"""
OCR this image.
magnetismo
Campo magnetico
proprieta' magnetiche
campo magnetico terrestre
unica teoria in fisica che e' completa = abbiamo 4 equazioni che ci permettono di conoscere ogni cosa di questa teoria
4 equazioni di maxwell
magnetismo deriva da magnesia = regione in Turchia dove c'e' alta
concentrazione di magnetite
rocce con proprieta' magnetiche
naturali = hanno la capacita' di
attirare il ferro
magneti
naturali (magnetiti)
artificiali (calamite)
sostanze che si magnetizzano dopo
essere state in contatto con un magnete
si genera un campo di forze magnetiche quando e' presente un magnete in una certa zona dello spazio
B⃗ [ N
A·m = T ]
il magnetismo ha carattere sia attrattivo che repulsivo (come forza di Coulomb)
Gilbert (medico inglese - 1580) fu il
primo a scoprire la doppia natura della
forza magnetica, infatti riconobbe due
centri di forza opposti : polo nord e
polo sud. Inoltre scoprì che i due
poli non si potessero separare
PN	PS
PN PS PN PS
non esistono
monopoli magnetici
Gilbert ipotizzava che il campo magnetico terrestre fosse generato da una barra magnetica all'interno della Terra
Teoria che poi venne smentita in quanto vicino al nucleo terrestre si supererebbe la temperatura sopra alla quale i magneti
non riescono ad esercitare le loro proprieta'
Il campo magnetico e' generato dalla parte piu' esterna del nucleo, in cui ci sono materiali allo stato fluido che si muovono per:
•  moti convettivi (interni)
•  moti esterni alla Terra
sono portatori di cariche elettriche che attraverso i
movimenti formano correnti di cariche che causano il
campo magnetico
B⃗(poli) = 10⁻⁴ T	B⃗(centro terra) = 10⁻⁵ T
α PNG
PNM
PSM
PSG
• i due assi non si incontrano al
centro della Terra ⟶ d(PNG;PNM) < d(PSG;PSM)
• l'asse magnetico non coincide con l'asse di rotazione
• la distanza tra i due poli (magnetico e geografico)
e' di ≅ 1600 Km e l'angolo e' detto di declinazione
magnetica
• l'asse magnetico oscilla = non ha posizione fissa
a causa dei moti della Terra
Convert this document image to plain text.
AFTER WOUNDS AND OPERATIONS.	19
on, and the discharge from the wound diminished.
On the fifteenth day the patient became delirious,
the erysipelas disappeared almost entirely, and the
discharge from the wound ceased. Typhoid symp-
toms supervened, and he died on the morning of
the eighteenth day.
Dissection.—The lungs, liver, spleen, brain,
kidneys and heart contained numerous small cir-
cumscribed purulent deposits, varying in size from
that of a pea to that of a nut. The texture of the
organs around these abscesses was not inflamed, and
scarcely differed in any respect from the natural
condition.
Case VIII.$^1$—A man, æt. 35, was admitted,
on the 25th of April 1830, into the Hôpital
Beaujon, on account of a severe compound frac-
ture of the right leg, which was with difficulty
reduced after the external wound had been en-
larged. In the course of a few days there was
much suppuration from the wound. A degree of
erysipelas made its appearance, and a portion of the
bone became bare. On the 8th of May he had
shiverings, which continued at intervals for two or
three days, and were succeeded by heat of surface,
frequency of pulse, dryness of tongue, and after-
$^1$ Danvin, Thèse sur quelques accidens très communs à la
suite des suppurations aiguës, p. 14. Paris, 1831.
"""
Faithfully copy every entry, leaving nothing out.

OUTPUT FOR THIS EXERCISE>
OCR this image.
magnetismo
Campo magnetico
proprieta' magnetiche
campo magnetico terrestre
unica teoria in fisica che e' completa = abbiamo 4 equazioni che ci permettono di conoscere ogni cosa di questa teoria
4 equazioni di maxwell
magnetismo deriva da magnesia = regione in Turchia dove c'e' alta
concentrazione di magnetite
rocce con proprieta' magnetiche
naturali = hanno la capacita' di
attirare il ferro
magneti
naturali (magnetiti)
artificiali (calamite)
sostanze che si magnetizzano dopo
essere state in contatto con un magnete
si genera un campo di forze magnetiche quando e' presente un magnete in una certa zona dello spazio
B⃗ [ N
A·m = T ]
il magnetismo ha carattere sia attrattivo che repulsivo (come forza di Coulomb)
Gilbert (medico inglese - 1580) fu il
primo a scoprire la doppia natura della
forza magnetica, infatti riconobbe due
centri di forza opposti : polo nord e
polo sud. Inoltre scoprì che i due
poli non si potessero separare
PN	PS
PN PS PN PS
non esistono
monopoli magnetici
Gilbert ipotizzava che il campo magnetico terrestre fosse generato da una barra magnetica all'interno della Terra
Teoria che poi venne smentita in quanto vicino al nucleo terrestre si supererebbe la temperatura sopra alla quale i magneti
non riescono ad esercitare le loro proprieta'
Il campo magnetico e' generato dalla parte piu' esterna del nucleo, in cui ci sono materiali allo stato fluido che si muovono per:
•  moti convettivi (interni)
•  moti esterni alla Terra
sono portatori di cariche elettriche che attraverso i
movimenti formano correnti di cariche che causano il
campo magnetico
B⃗(poli) = 10⁻⁴ T	B⃗(centro terra) = 10⁻⁵ T
α PNG
PNM
PSM
PSG
• i due assi non si incontrano al
centro della Terra ⟶ d(PNG;PNM) < d(PSG;PSM)
• l'asse magnetico non coincide con l'asse di rotazione
• la distanza tra i due poli (magnetico e geografico)
e' di ≅ 1600 Km e l'angolo e' detto di declinazione
magnetica
• l'asse magnetico oscilla = non ha posizione fissa
a causa dei moti della Terra
Convert this document image to plain text.
AFTER WOUNDS AND OPERATIONS.	19
on, and the discharge from the wound diminished.
On the fifteenth day the patient became delirious,
the erysipelas disappeared almost entirely, and the
discharge from the wound ceased. Typhoid symp-
toms supervened, and he died on the morning of
the eighteenth day.
Dissection.—The lungs, liver, spleen, brain,
kidneys and heart contained numerous small cir-
cumscribed purulent deposits, varying in size from
that of a pea to that of a nut. The texture of the
organs around these abscesses was not inflamed, and
scarcely differed in any respect from the natural
condition.
Case VIII.$^1$—A man, æt. 35, was admitted,
on the 25th of April 1830, into the Hôpital
Beaujon, on account of a severe compound frac-
ture of the right leg, which was with difficulty
reduced after the external wound had been en-
larged. In the course of a few days there was
much suppuration from the wound. A degree of
erysipelas made its appearance, and a portion of the
bone became bare. On the 8th of May he had
shiverings, which continued at intervals for two or
three days, and were succeeded by heat of surface,
frequency of pulse, dryness of tongue, and after-
$^1$ Danvin, Thèse sur quelques accidens très communs à la
suite des suppurations aiguës, p. 14. Paris, 1831.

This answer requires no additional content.